■ **EXERCISE INPUTS**:
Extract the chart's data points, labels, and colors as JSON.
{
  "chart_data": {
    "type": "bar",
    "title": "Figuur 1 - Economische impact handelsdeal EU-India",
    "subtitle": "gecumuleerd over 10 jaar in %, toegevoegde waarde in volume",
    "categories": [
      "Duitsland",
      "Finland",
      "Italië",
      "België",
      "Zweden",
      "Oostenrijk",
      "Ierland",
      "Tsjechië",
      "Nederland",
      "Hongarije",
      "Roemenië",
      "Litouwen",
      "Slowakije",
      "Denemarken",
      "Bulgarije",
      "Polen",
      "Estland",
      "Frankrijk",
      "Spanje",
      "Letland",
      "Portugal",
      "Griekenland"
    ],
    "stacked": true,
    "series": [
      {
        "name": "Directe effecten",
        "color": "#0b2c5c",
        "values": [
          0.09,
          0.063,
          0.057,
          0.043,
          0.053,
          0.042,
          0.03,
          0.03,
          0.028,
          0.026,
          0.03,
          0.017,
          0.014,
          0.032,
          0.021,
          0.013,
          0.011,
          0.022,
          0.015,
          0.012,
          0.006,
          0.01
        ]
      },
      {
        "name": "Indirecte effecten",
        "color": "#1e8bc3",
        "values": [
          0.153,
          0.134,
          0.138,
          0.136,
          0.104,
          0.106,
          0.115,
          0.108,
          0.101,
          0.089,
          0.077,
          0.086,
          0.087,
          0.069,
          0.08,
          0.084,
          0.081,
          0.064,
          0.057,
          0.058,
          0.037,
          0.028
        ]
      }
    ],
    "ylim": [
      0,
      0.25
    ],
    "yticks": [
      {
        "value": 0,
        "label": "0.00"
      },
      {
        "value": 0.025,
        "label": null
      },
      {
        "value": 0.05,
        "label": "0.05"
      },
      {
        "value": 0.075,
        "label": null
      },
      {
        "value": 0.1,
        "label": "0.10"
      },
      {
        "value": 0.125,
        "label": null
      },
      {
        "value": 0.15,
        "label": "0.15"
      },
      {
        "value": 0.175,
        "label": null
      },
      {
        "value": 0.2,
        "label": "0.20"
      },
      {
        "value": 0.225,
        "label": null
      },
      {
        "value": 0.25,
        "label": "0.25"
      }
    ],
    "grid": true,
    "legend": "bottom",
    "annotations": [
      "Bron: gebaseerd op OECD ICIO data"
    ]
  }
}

■ **WHAT IS ASKED**: Each entry above needs to be retyped exactly.

■ **REPLY**:
Extract the chart's data points, labels, and colors as JSON.
{
  "chart_data": {
    "type": "bar",
    "title": "Figuur 1 - Economische impact handelsdeal EU-India",
    "subtitle": "gecumuleerd over 10 jaar in %, toegevoegde waarde in volume",
    "categories": [
      "Duitsland",
      "Finland",
      "Italië",
      "België",
      "Zweden",
      "Oostenrijk",
      "Ierland",
      "Tsjechië",
      "Nederland",
      "Hongarije",
      "Roemenië",
      "Litouwen",
      "Slowakije",
      "Denemarken",
      "Bulgarije",
      "Polen",
      "Estland",
      "Frankrijk",
      "Spanje",
      "Letland",
      "Portugal",
      "Griekenland"
    ],
    "stacked": true,
    "series": [
      {
        "name": "Directe effecten",
        "color": "#0b2c5c",
        "values": [
          0.09,
          0.063,
          0.057,
          0.043,
          0.053,
          0.042,
          0.03,
          0.03,
          0.028,
          0.026,
          0.03,
          0.017,
          0.014,
          0.032,
          0.021,
          0.013,
          0.011,
          0.022,
          0.015,
          0.012,
          0.006,
          0.01
        ]
      },
      {
        "name": "Indirecte effecten",
        "color": "#1e8bc3",
        "values": [
          0.153,
          0.134,
          0.138,
          0.136,
          0.104,
          0.106,
          0.115,
          0.108,
          0.101,
          0.089,
          0.077,
          0.086,
          0.087,
          0.069,
          0.08,
          0.084,
          0.081,
          0.064,
          0.057,
          0.058,
          0.037,
          0.028
        ]
      }
    ],
    "ylim": [
      0,
      0.25
    ],
    "yticks": [
      {
        "value": 0,
        "label": "0.00"
      },
      {
        "value": 0.025,
        "label": null
      },
      {
        "value": 0.05,
        "label": "0.05"
      },
      {
        "value": 0.075,
        "label": null
      },
      {
        "value": 0.1,
        "label": "0.10"
      },
      {
        "value": 0.125,
        "label": null
      },
      {
        "value": 0.15,
        "label": "0.15"
      },
      {
        "value": 0.175,
        "label": null
      },
      {
        "value": 0.2,
        "label": "0.20"
      },
      {
        "value": 0.225,
        "label": null
      },
      {
        "value": 0.25,
        "label": "0.25"
      }
    ],
    "grid": true,
    "legend": "bottom",
    "annotations": [
      "Bron: gebaseerd op OECD ICIO data"
    ]
  }
}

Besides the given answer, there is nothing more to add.